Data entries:
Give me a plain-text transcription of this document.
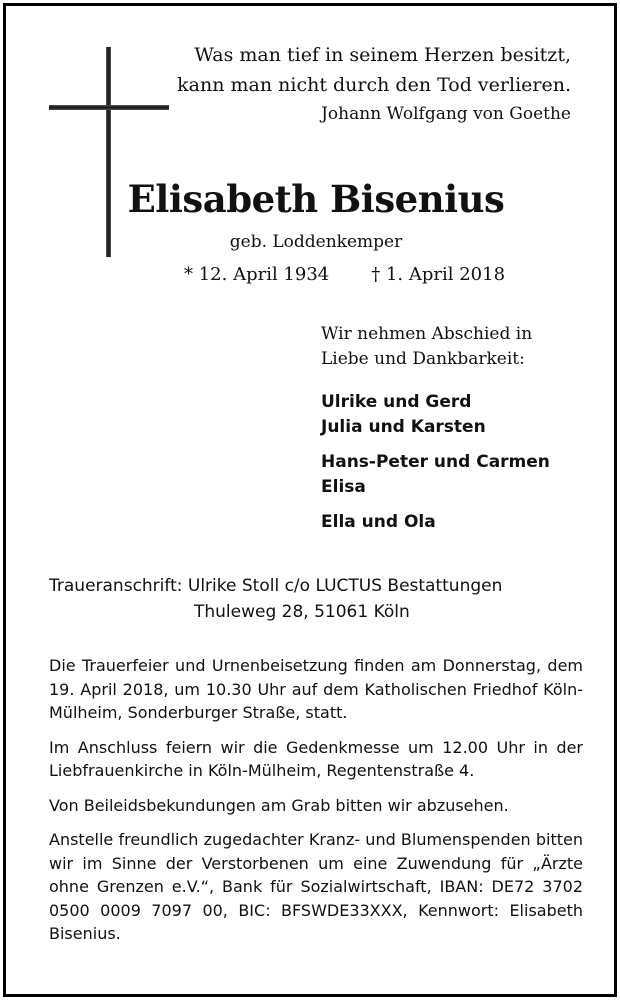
Was man tief in seinem Herzen besitzt,
kann man nicht durch den Tod verlieren.
Johann Wolfgang von Goethe
Elisabeth Bisenius
geb. Loddenkemper
* 12. April 1934 † 1. April 2018
Wir nehmen Abschied in
Liebe und Dankbarkeit:
Ulrike und Gerd
Julia und Karsten
Hans-Peter und Carmen
Elisa
Ella und Ola
Traueranschrift: Ulrike Stoll c/o LUCTUS Bestattungen
Thuleweg 28, 51061 Köln

Die Trauerfeier und Urnenbeisetzung finden am Donnerstag, dem 19. April 2018, um 10.30 Uhr auf dem Katholischen Friedhof Köln-Mülheim, Sonderburger Straße, statt.

Im Anschluss feiern wir die Gedenkmesse um 12.00 Uhr in der Liebfrauenkirche in Köln-Mülheim, Regentenstraße 4.

Von Beileidsbekundungen am Grab bitten wir abzusehen.

Anstelle freundlich zugedachter Kranz- und Blumenspenden bitten wir im Sinne der Verstorbenen um eine Zuwendung für „Ärzte ohne Grenzen e.V.“, Bank für Sozialwirtschaft, IBAN: DE72 3702 0500 0009 7097 00, BIC: BFSWDE33XXX, Kennwort: Elisabeth Bisenius.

Objective:
Pull every line containing "Ulrike" out of the records.

Correct response:
Ulrike und Gerd
Traueranschrift: Ulrike Stoll c/o LUCTUS Bestattungen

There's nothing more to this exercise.